Structured figure records
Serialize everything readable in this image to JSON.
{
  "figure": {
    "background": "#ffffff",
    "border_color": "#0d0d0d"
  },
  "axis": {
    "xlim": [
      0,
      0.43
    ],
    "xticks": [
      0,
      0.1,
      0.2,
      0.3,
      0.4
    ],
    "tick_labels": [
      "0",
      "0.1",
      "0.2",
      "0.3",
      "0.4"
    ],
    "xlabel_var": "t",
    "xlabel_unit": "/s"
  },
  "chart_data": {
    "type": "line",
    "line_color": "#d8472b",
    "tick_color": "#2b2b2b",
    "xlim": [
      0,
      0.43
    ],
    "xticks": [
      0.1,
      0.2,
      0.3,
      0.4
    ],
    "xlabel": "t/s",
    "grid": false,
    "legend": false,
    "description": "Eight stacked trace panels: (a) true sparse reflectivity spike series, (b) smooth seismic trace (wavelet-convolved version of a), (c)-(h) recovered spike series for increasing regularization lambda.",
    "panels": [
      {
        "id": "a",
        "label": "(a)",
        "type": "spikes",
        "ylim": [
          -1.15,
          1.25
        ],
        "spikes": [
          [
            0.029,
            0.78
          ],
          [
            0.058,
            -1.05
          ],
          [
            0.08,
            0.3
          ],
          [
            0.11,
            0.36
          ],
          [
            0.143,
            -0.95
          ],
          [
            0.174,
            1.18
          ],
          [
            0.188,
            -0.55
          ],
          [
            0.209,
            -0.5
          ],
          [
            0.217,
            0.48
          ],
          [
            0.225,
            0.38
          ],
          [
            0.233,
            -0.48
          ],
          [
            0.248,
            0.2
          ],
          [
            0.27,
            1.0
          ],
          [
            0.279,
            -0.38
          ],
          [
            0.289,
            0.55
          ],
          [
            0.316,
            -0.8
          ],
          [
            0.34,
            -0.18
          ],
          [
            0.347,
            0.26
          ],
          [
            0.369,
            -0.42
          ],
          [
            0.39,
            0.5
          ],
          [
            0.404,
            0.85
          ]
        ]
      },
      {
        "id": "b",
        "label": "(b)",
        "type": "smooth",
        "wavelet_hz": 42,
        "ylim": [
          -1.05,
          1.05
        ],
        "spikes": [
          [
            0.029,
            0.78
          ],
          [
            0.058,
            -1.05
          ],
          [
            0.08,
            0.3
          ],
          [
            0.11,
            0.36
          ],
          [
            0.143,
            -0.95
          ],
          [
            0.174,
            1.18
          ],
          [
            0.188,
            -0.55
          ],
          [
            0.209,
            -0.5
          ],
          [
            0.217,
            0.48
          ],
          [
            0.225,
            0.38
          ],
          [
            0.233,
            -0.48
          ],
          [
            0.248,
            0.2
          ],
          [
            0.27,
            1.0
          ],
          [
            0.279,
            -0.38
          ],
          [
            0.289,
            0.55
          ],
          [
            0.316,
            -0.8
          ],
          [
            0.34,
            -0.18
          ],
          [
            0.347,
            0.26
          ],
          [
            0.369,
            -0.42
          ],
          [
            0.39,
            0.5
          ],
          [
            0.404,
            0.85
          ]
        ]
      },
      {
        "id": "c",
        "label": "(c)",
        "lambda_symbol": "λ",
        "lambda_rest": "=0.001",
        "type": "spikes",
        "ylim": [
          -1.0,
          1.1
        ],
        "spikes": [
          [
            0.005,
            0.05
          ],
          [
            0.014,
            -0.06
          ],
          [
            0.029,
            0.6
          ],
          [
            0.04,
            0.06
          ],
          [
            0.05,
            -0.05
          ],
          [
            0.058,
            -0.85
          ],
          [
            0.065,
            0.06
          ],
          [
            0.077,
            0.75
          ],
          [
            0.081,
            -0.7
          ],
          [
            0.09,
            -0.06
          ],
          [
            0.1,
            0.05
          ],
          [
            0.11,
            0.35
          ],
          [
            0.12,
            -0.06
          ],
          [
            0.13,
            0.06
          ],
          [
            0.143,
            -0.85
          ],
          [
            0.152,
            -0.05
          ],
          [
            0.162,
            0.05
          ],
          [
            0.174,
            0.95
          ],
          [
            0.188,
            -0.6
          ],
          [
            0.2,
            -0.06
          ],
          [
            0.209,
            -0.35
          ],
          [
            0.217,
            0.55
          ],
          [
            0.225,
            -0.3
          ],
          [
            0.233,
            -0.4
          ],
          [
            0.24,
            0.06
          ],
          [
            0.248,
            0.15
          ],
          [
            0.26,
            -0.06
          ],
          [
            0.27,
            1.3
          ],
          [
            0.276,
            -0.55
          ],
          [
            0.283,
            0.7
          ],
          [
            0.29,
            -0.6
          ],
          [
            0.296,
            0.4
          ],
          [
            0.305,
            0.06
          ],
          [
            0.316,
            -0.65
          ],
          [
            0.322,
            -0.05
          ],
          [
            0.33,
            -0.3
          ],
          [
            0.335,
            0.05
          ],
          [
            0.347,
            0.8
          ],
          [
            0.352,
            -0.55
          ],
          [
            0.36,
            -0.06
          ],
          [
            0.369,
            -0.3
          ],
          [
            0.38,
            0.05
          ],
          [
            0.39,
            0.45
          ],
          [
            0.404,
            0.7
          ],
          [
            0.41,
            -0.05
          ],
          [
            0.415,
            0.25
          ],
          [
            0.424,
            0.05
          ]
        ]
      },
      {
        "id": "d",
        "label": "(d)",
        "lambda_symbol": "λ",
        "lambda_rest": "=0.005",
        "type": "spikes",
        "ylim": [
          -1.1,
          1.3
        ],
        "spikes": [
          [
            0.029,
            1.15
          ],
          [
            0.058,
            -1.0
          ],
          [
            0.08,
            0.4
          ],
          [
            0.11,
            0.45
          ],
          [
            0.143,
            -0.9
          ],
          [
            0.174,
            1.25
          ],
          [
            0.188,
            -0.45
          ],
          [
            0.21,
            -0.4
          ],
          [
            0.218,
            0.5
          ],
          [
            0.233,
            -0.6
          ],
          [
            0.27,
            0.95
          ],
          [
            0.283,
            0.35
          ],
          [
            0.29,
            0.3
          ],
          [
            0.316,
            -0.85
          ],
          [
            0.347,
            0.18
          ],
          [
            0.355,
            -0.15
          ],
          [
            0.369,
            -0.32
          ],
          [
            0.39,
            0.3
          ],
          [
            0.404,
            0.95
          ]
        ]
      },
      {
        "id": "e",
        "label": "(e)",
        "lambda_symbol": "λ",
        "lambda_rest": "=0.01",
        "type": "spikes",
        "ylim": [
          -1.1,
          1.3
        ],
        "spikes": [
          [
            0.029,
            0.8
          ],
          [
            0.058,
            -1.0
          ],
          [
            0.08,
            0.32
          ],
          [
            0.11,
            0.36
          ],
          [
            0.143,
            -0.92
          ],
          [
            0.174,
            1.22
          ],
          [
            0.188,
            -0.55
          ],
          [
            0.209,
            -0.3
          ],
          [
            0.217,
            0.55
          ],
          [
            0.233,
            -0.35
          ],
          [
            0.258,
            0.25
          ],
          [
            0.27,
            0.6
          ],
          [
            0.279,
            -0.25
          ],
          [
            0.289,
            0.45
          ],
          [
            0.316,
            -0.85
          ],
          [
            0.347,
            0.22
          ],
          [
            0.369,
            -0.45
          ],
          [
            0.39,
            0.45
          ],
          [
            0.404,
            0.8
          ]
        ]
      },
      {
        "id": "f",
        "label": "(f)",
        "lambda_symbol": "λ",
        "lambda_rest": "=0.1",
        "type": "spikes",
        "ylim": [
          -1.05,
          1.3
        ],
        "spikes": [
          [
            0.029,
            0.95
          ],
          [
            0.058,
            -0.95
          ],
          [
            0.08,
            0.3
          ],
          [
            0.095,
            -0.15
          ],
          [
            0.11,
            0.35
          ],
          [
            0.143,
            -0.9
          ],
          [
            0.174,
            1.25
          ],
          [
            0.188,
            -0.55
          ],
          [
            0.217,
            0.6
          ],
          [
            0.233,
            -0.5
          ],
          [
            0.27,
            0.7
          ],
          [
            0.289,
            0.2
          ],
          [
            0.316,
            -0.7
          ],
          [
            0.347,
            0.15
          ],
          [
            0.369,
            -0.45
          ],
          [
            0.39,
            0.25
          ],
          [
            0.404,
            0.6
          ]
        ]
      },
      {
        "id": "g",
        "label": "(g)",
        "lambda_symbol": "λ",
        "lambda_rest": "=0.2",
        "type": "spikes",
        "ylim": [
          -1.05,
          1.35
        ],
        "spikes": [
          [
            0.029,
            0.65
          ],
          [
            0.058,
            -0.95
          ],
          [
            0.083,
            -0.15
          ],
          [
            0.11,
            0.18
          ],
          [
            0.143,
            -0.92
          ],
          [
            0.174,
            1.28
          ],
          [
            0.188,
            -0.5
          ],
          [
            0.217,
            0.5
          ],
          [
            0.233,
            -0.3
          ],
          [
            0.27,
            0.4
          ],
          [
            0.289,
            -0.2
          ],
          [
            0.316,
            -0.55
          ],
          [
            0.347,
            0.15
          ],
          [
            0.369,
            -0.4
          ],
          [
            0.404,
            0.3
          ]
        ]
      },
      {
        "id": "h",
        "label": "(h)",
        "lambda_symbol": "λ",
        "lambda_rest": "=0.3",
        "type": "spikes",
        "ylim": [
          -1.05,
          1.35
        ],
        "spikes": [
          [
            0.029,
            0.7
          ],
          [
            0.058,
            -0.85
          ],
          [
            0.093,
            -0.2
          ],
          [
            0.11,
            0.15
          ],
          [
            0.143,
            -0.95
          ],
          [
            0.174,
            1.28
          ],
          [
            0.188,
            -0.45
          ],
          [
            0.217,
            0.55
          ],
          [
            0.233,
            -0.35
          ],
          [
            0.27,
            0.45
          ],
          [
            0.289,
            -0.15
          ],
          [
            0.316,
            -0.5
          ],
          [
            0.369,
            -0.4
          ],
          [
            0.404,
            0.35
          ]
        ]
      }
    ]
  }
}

▶ [Work to complete]:
Work out how many lines of the material above contain the word "smooth", then give only that figure.

▶ [Written reply]:
2